# Directions for this task:
Transcribe the entries below exactly.
──────── Task inputs ────────
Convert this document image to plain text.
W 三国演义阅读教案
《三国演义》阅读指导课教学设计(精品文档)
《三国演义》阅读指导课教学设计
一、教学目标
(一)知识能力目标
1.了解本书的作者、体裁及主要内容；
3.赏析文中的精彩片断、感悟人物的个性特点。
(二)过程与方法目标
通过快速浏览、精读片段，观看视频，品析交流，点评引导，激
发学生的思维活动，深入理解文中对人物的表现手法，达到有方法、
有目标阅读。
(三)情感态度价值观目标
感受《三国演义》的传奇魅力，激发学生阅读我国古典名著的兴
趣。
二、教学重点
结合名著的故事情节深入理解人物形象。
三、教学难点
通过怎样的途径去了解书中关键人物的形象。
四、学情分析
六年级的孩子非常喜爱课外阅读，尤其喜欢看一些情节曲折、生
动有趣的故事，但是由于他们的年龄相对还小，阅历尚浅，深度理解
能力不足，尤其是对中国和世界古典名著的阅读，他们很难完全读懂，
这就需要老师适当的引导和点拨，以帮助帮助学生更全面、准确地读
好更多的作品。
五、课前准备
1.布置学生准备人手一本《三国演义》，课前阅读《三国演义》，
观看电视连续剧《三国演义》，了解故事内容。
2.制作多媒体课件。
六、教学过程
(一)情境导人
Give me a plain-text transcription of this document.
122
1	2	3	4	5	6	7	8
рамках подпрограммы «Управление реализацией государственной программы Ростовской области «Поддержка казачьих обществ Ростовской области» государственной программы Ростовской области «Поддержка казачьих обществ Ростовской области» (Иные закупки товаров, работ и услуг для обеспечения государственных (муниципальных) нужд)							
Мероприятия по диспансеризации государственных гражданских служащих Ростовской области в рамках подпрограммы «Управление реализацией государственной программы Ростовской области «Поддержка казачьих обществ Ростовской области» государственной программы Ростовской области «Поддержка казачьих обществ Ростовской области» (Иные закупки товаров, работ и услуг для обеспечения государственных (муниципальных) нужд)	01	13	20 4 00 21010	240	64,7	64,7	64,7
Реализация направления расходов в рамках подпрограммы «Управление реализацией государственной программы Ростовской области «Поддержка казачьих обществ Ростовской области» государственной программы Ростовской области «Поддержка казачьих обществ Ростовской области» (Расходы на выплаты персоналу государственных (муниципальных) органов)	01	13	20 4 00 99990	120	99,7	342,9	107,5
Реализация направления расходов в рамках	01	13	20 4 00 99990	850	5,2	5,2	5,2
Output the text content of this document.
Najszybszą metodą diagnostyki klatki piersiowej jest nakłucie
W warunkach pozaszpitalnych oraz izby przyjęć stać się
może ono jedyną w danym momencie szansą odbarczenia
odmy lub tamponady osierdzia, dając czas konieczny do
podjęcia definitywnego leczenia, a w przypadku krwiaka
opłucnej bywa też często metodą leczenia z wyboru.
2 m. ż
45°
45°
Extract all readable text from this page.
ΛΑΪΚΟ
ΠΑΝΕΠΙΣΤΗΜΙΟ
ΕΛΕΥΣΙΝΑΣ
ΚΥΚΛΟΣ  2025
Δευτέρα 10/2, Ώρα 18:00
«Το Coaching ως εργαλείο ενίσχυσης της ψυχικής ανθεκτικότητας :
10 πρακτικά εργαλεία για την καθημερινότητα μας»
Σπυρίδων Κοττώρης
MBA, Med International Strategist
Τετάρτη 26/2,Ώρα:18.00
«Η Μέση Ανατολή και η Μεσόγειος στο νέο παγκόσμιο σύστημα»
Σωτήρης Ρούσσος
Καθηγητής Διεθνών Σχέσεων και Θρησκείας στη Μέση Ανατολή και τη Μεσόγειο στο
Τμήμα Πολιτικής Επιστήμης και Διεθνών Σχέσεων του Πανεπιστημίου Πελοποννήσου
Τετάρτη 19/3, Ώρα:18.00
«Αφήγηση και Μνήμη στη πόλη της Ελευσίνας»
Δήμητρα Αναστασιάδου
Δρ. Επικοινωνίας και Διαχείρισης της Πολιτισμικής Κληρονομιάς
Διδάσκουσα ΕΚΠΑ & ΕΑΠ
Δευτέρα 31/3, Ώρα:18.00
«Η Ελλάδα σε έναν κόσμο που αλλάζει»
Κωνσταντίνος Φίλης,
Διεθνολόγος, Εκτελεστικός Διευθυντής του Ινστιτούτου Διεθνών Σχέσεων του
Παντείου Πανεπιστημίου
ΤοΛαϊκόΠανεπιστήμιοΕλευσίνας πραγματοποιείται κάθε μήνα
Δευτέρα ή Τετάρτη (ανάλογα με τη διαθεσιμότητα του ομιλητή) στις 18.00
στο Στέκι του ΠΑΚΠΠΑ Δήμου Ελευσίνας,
────────
# Correct answer:
Convert this document image to plain text.
W 三国演义阅读教案
《三国演义》阅读指导课教学设计(精品文档)
《三国演义》阅读指导课教学设计
一、教学目标
(一)知识能力目标
1.了解本书的作者、体裁及主要内容；
3.赏析文中的精彩片断、感悟人物的个性特点。
(二)过程与方法目标
通过快速浏览、精读片段，观看视频，品析交流，点评引导，激
发学生的思维活动，深入理解文中对人物的表现手法，达到有方法、
有目标阅读。
(三)情感态度价值观目标
感受《三国演义》的传奇魅力，激发学生阅读我国古典名著的兴
趣。
二、教学重点
结合名著的故事情节深入理解人物形象。
三、教学难点
通过怎样的途径去了解书中关键人物的形象。
四、学情分析
六年级的孩子非常喜爱课外阅读，尤其喜欢看一些情节曲折、生
动有趣的故事，但是由于他们的年龄相对还小，阅历尚浅，深度理解
能力不足，尤其是对中国和世界古典名著的阅读，他们很难完全读懂，
这就需要老师适当的引导和点拨，以帮助帮助学生更全面、准确地读
好更多的作品。
五、课前准备
1.布置学生准备人手一本《三国演义》，课前阅读《三国演义》，
观看电视连续剧《三国演义》，了解故事内容。
2.制作多媒体课件。
六、教学过程
(一)情境导人
Give me a plain-text transcription of this document.
122
1	2	3	4	5	6	7	8
рамках подпрограммы «Управление реализацией государственной программы Ростовской области «Поддержка казачьих обществ Ростовской области» государственной программы Ростовской области «Поддержка казачьих обществ Ростовской области» (Иные закупки товаров, работ и услуг для обеспечения государственных (муниципальных) нужд)							
Мероприятия по диспансеризации государственных гражданских служащих Ростовской области в рамках подпрограммы «Управление реализацией государственной программы Ростовской области «Поддержка казачьих обществ Ростовской области» государственной программы Ростовской области «Поддержка казачьих обществ Ростовской области» (Иные закупки товаров, работ и услуг для обеспечения государственных (муниципальных) нужд)	01	13	20 4 00 21010	240	64,7	64,7	64,7
Реализация направления расходов в рамках подпрограммы «Управление реализацией государственной программы Ростовской области «Поддержка казачьих обществ Ростовской области» государственной программы Ростовской области «Поддержка казачьих обществ Ростовской области» (Расходы на выплаты персоналу государственных (муниципальных) органов)	01	13	20 4 00 99990	120	99,7	342,9	107,5
Реализация направления расходов в рамках	01	13	20 4 00 99990	850	5,2	5,2	5,2
Output the text content of this document.
Najszybszą metodą diagnostyki klatki piersiowej jest nakłucie
W warunkach pozaszpitalnych oraz izby przyjęć stać się
może ono jedyną w danym momencie szansą odbarczenia
odmy lub tamponady osierdzia, dając czas konieczny do
podjęcia definitywnego leczenia, a w przypadku krwiaka
opłucnej bywa też często metodą leczenia z wyboru.
2 m. ż
45°
45°
Extract all readable text from this page.
ΛΑΪΚΟ
ΠΑΝΕΠΙΣΤΗΜΙΟ
ΕΛΕΥΣΙΝΑΣ
ΚΥΚΛΟΣ  2025
Δευτέρα 10/2, Ώρα 18:00
«Το Coaching ως εργαλείο ενίσχυσης της ψυχικής ανθεκτικότητας :
10 πρακτικά εργαλεία για την καθημερινότητα μας»
Σπυρίδων Κοττώρης
MBA, Med International Strategist
Τετάρτη 26/2,Ώρα:18.00
«Η Μέση Ανατολή και η Μεσόγειος στο νέο παγκόσμιο σύστημα»
Σωτήρης Ρούσσος
Καθηγητής Διεθνών Σχέσεων και Θρησκείας στη Μέση Ανατολή και τη Μεσόγειο στο
Τμήμα Πολιτικής Επιστήμης και Διεθνών Σχέσεων του Πανεπιστημίου Πελοποννήσου
Τετάρτη 19/3, Ώρα:18.00
«Αφήγηση και Μνήμη στη πόλη της Ελευσίνας»
Δήμητρα Αναστασιάδου
Δρ. Επικοινωνίας και Διαχείρισης της Πολιτισμικής Κληρονομιάς
Διδάσκουσα ΕΚΠΑ & ΕΑΠ
Δευτέρα 31/3, Ώρα:18.00
«Η Ελλάδα σε έναν κόσμο που αλλάζει»
Κωνσταντίνος Φίλης,
Διεθνολόγος, Εκτελεστικός Διευθυντής του Ινστιτούτου Διεθνών Σχέσεων του
Παντείου Πανεπιστημίου
ΤοΛαϊκόΠανεπιστήμιοΕλευσίνας πραγματοποιείται κάθε μήνα
Δευτέρα ή Τετάρτη (ανάλογα με τη διαθεσιμότητα του ομιλητή) στις 18.00
στο Στέκι του ΠΑΚΠΠΑ Δήμου Ελευσίνας,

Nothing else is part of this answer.